Task requirements: Look through the data for the string "describing". Copy every line where it is found.

Records excerpted from a collection:
■ ■ ■ ■
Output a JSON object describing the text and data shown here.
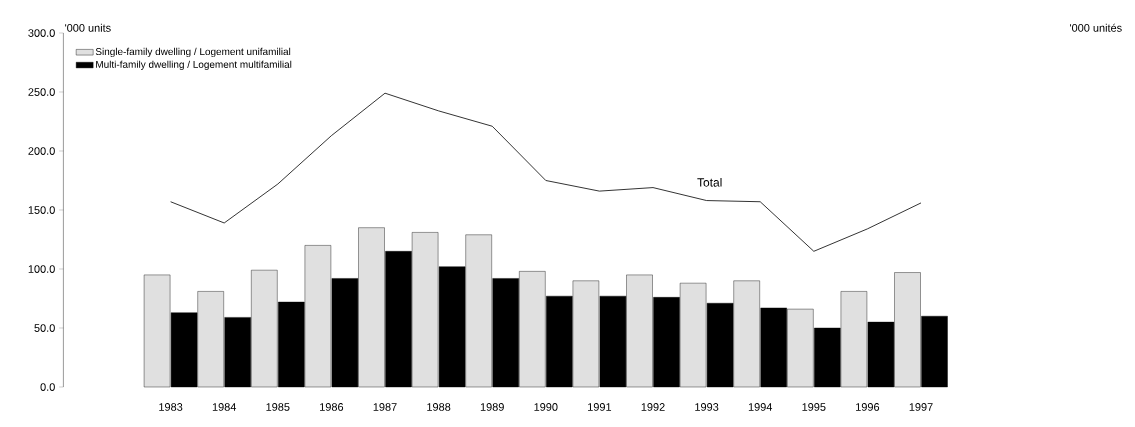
{
  "chart_data": {
    "type": "bar",
    "ylabel": "'000 units",
    "annotations": [
      "'000 unités",
      "Total"
    ],
    "categories": [
      null,
      "1983",
      "1984",
      "1985",
      "1986",
      "1987",
      "1988",
      "1989",
      "1990",
      "1991",
      "1992",
      "1993",
      "1994",
      "1995",
      "1996",
      "1997"
    ],
    "series": [
      {
        "name": "Single-family dwelling / Logement unifamilial",
        "color": "#e0e0e0",
        "values": [
          null,
          95,
          81,
          99,
          120,
          135,
          131,
          129,
          98,
          90,
          95,
          88,
          90,
          66,
          81,
          97
        ]
      },
      {
        "name": "Multi-family dwelling / Logement multifamilial",
        "color": "#000000",
        "values": [
          null,
          63,
          59,
          72,
          92,
          115,
          102,
          92,
          77,
          77,
          76,
          71,
          67,
          50,
          55,
          60
        ]
      },
      {
        "type": "line",
        "color": "#000000",
        "values": [
          null,
          157,
          139,
          172,
          213,
          249,
          234,
          221,
          175,
          166,
          169,
          158,
          157,
          115,
          134,
          156
        ]
      }
    ],
    "ylim": [
      0,
      300
    ],
    "yticks": [
      {
        "value": 0,
        "label": "0.0"
      },
      {
        "value": 50,
        "label": "50.0"
      },
      {
        "value": 100,
        "label": "100.0"
      },
      {
        "value": 150,
        "label": "150.0"
      },
      {
        "value": 200,
        "label": "200.0"
      },
      {
        "value": 250,
        "label": "250.0"
      },
      {
        "value": 300,
        "label": "300.0"
      }
    ],
    "legend": "top left",
    "grid": false
  }
}
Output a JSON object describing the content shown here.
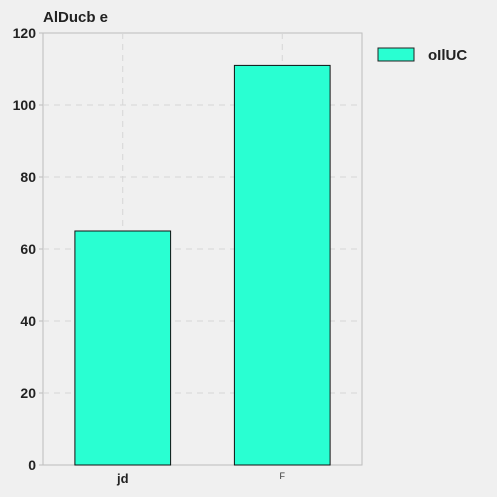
{
  "chart_data": {
    "type": "bar",
    "title": "AlDucb e",
    "xlabel": "",
    "ylabel": "",
    "categories": [
      "jd",
      "F"
    ],
    "series": [
      {
        "name": "oIlUC",
        "values": [
          65,
          111
        ],
        "color": "#29ffd2"
      }
    ],
    "ylim": [
      0,
      120
    ],
    "yticks": [
      0,
      20,
      40,
      60,
      80,
      100,
      120
    ],
    "grid": true,
    "legend_position": "top-right-outside"
  }
}
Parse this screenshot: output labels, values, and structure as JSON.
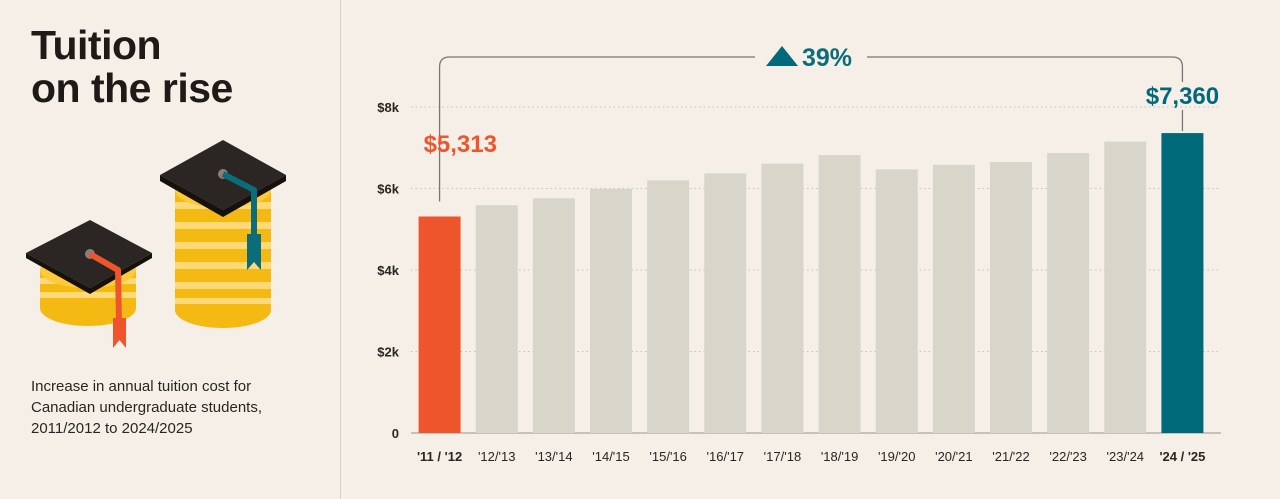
{
  "title": {
    "line1": "Tuition",
    "line2": "on the rise"
  },
  "caption": {
    "line1": "Increase in annual tuition cost for",
    "line2": "Canadian undergraduate students,",
    "line3": "2011/2012 to 2024/2025"
  },
  "colors": {
    "background": "#f6efe8",
    "bar_default": "#d8d5ca",
    "bar_start": "#ee552c",
    "bar_end": "#006a7a",
    "grid": "#c9c1b8",
    "bracket": "#7d7670"
  },
  "chart_data": {
    "type": "bar",
    "title": "Tuition on the rise",
    "xlabel": "",
    "ylabel": "",
    "categories": [
      "'11 / '12",
      "'12/'13",
      "'13/'14",
      "'14/'15",
      "'15/'16",
      "'16/'17",
      "'17/'18",
      "'18/'19",
      "'19/'20",
      "'20/'21",
      "'21/'22",
      "'22/'23",
      "'23/'24",
      "'24 / '25"
    ],
    "values": [
      5313,
      5590,
      5760,
      5990,
      6200,
      6370,
      6610,
      6820,
      6470,
      6580,
      6650,
      6870,
      7150,
      7360
    ],
    "ylim": [
      0,
      8000
    ],
    "y_ticks": [
      0,
      2000,
      4000,
      6000,
      8000
    ],
    "y_tick_labels": [
      "0",
      "$2k",
      "$4k",
      "$6k",
      "$8k"
    ],
    "grid": true,
    "annotations": {
      "start_value": "$5,313",
      "end_value": "$7,360",
      "change": "39%"
    }
  }
}
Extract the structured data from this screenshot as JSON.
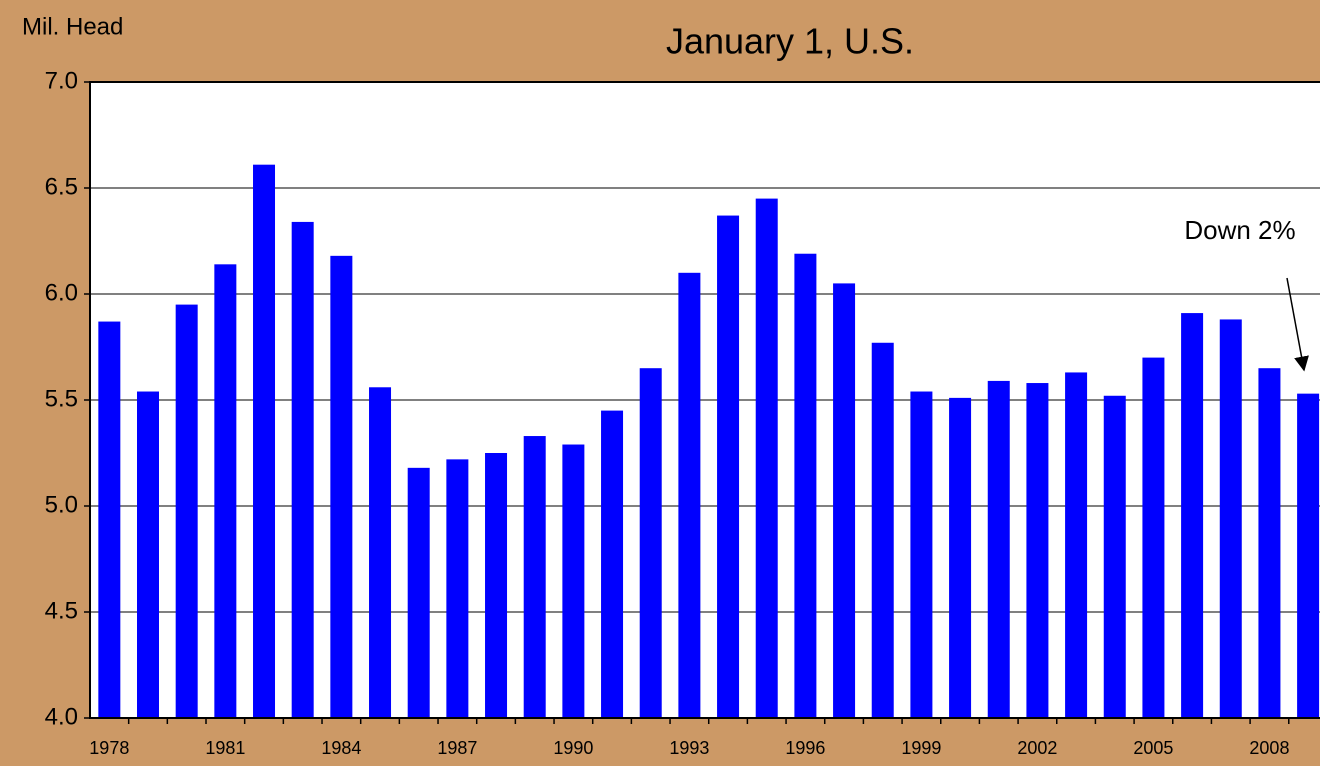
{
  "chart_data": {
    "type": "bar",
    "title": "January 1, U.S.",
    "y_label": "Mil. Head",
    "annotation": "Down 2%",
    "categories": [
      "1978",
      null,
      null,
      "1981",
      null,
      null,
      "1984",
      null,
      null,
      "1987",
      null,
      null,
      "1990",
      null,
      null,
      "1993",
      null,
      null,
      "1996",
      null,
      null,
      "1999",
      null,
      null,
      "2002",
      null,
      null,
      "2005",
      null,
      null,
      "2008",
      null
    ],
    "values": [
      5.87,
      5.54,
      5.95,
      6.14,
      6.61,
      6.34,
      6.18,
      5.56,
      5.18,
      5.22,
      5.25,
      5.33,
      5.29,
      5.45,
      5.65,
      6.1,
      6.37,
      6.45,
      6.19,
      6.05,
      5.77,
      5.54,
      5.51,
      5.59,
      5.58,
      5.63,
      5.52,
      5.7,
      5.91,
      5.88,
      5.65,
      5.53
    ],
    "color": "#0000ff",
    "ylim": [
      4,
      7
    ],
    "yticks": [
      {
        "value": 4,
        "label": "4.0"
      },
      4.5,
      {
        "value": 5,
        "label": "5.0"
      },
      5.5,
      {
        "value": 6,
        "label": "6.0"
      },
      6.5,
      {
        "value": 7,
        "label": "7.0"
      }
    ],
    "grid": true
  }
}
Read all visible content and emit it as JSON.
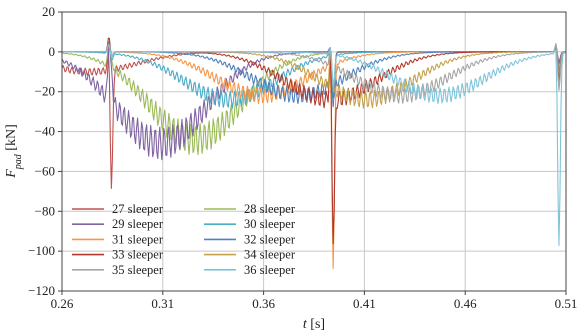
{
  "chart_data": {
    "type": "line",
    "xlabel": {
      "var": "t",
      "unit": " [s]"
    },
    "ylabel": {
      "var": "F",
      "sub": "pad",
      "unit": " [kN]"
    },
    "xlim": [
      0.26,
      0.51
    ],
    "ylim": [
      -120,
      20
    ],
    "x_ticks": [
      0.26,
      0.31,
      0.36,
      0.41,
      0.46,
      0.51
    ],
    "x_tick_labels": [
      "0.26",
      "0.31",
      "0.36",
      "0.41",
      "0.46",
      "0.51"
    ],
    "y_ticks": [
      20,
      0,
      -20,
      -40,
      -60,
      -80,
      -100,
      -120
    ],
    "y_tick_labels": [
      "20",
      "0",
      "−20",
      "−40",
      "−60",
      "−80",
      "−100",
      "−120"
    ],
    "grid": true,
    "legend_position": "bottom-left",
    "legend_columns": 2,
    "wheel_impacts_s": [
      0.2845,
      0.3945,
      0.5065
    ],
    "series": [
      {
        "name": "27 sleeper",
        "color": "#c0504d",
        "trough_t": 0.274,
        "trough_value": -10,
        "impact_min": [
          -70,
          -27,
          -5
        ],
        "impact_max": [
          8,
          3,
          2
        ]
      },
      {
        "name": "28 sleeper",
        "color": "#9bbb59",
        "trough_t": 0.326,
        "trough_value": -44,
        "impact_min": [
          -5,
          -26,
          -8
        ],
        "impact_max": [
          6,
          4,
          3
        ]
      },
      {
        "name": "29 sleeper",
        "color": "#8064a2",
        "trough_t": 0.309,
        "trough_value": -46,
        "impact_min": [
          -10,
          -28,
          -6
        ],
        "impact_max": [
          5,
          5,
          3
        ]
      },
      {
        "name": "30 sleeper",
        "color": "#4bacc6",
        "trough_t": 0.343,
        "trough_value": -24,
        "impact_min": [
          -5,
          -25,
          -10
        ],
        "impact_max": [
          7,
          4,
          5
        ]
      },
      {
        "name": "31 sleeper",
        "color": "#f79646",
        "trough_t": 0.359,
        "trough_value": -22,
        "impact_min": [
          -3,
          -110,
          -12
        ],
        "impact_max": [
          5,
          6,
          5
        ]
      },
      {
        "name": "32 sleeper",
        "color": "#4f81bd",
        "trough_t": 0.377,
        "trough_value": -22,
        "impact_min": [
          -3,
          -25,
          -14
        ],
        "impact_max": [
          5,
          4,
          5
        ]
      },
      {
        "name": "33 sleeper",
        "color": "#b03a2e",
        "trough_t": 0.393,
        "trough_value": -24,
        "impact_min": [
          -3,
          -100,
          -15
        ],
        "impact_max": [
          9,
          11,
          5
        ]
      },
      {
        "name": "34 sleeper",
        "color": "#c5a14a",
        "trough_t": 0.411,
        "trough_value": -24,
        "impact_min": [
          -3,
          -22,
          -18
        ],
        "impact_max": [
          5,
          5,
          6
        ]
      },
      {
        "name": "35 sleeper",
        "color": "#a5a5a5",
        "trough_t": 0.428,
        "trough_value": -22,
        "impact_min": [
          -3,
          -20,
          -20
        ],
        "impact_max": [
          5,
          5,
          7
        ]
      },
      {
        "name": "36 sleeper",
        "color": "#7fc4d9",
        "trough_t": 0.447,
        "trough_value": -22,
        "impact_min": [
          -3,
          -18,
          -98
        ],
        "impact_max": [
          5,
          4,
          8
        ]
      }
    ]
  }
}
■ ■ ■ ■
Full answer:
Output a JSON object describing the text and data shown here.
Output a JSON object describing the content shown here.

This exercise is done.